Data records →
_ _ _ _ _ _ _

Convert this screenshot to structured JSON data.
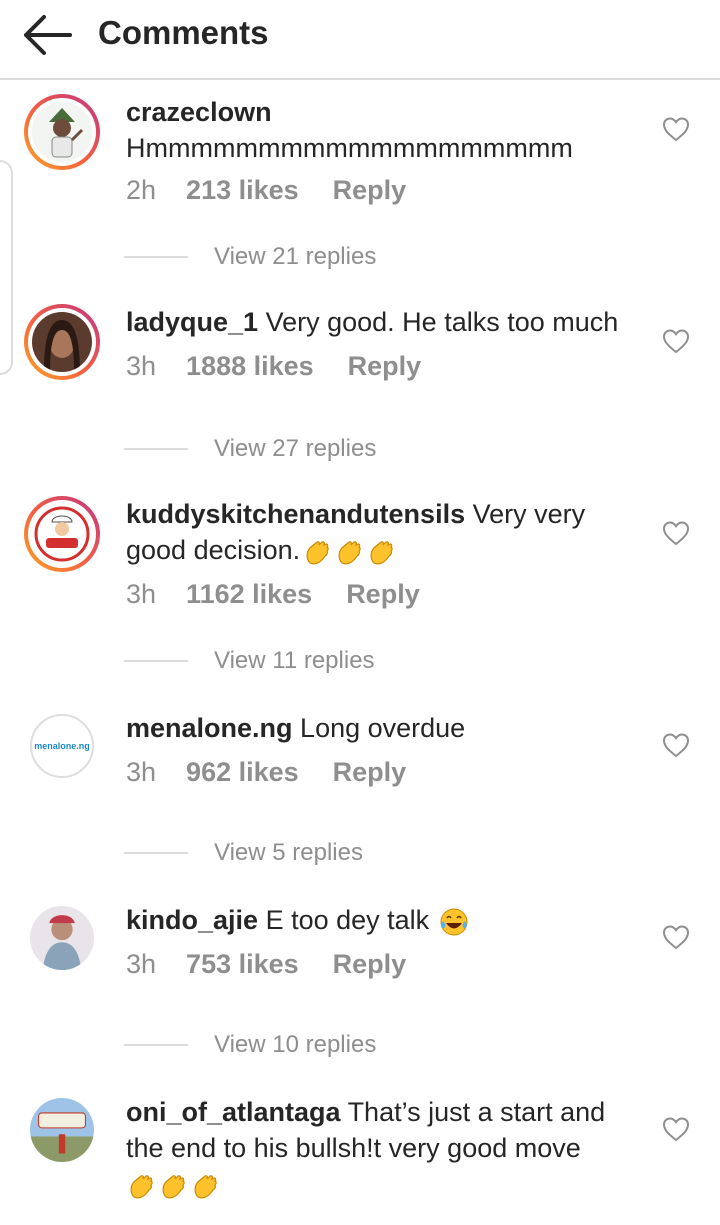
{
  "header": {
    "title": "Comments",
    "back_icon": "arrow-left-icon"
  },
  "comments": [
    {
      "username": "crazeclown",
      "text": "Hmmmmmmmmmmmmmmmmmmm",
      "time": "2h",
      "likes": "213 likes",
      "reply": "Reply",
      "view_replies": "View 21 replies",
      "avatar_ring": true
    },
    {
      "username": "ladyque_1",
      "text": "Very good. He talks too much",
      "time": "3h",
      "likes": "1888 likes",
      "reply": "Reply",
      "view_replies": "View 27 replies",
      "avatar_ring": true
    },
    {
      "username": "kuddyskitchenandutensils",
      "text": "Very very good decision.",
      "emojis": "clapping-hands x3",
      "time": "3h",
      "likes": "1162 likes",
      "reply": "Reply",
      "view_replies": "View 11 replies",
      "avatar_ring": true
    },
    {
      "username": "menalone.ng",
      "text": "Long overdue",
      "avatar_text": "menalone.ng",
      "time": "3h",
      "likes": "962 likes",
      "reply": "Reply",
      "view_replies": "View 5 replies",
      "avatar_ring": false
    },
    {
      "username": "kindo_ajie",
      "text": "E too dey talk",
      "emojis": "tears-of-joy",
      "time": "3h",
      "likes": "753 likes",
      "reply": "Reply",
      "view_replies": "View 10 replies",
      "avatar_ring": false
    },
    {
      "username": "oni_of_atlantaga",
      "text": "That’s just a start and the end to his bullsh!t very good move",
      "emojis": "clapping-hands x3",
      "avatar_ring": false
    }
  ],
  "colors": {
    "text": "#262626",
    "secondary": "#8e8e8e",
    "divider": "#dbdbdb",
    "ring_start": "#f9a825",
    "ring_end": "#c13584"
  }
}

_ _ _ _ _ _ _

Strip out the images, then output the records above word for word.

FULL ANSWER →
Convert this screenshot to structured JSON data.
{
  "header": {
    "title": "Comments",
    "back_icon": "arrow-left-icon"
  },
  "comments": [
    {
      "username": "crazeclown",
      "text": "Hmmmmmmmmmmmmmmmmmmm",
      "time": "2h",
      "likes": "213 likes",
      "reply": "Reply",
      "view_replies": "View 21 replies",
      "avatar_ring": true
    },
    {
      "username": "ladyque_1",
      "text": "Very good. He talks too much",
      "time": "3h",
      "likes": "1888 likes",
      "reply": "Reply",
      "view_replies": "View 27 replies",
      "avatar_ring": true
    },
    {
      "username": "kuddyskitchenandutensils",
      "text": "Very very good decision.",
      "emojis": "clapping-hands x3",
      "time": "3h",
      "likes": "1162 likes",
      "reply": "Reply",
      "view_replies": "View 11 replies",
      "avatar_ring": true
    },
    {
      "username": "menalone.ng",
      "text": "Long overdue",
      "avatar_text": "menalone.ng",
      "time": "3h",
      "likes": "962 likes",
      "reply": "Reply",
      "view_replies": "View 5 replies",
      "avatar_ring": false
    },
    {
      "username": "kindo_ajie",
      "text": "E too dey talk",
      "emojis": "tears-of-joy",
      "time": "3h",
      "likes": "753 likes",
      "reply": "Reply",
      "view_replies": "View 10 replies",
      "avatar_ring": false
    },
    {
      "username": "oni_of_atlantaga",
      "text": "That’s just a start and the end to his bullsh!t very good move",
      "emojis": "clapping-hands x3",
      "avatar_ring": false
    }
  ],
  "colors": {
    "text": "#262626",
    "secondary": "#8e8e8e",
    "divider": "#dbdbdb",
    "ring_start": "#f9a825",
    "ring_end": "#c13584"
  }
}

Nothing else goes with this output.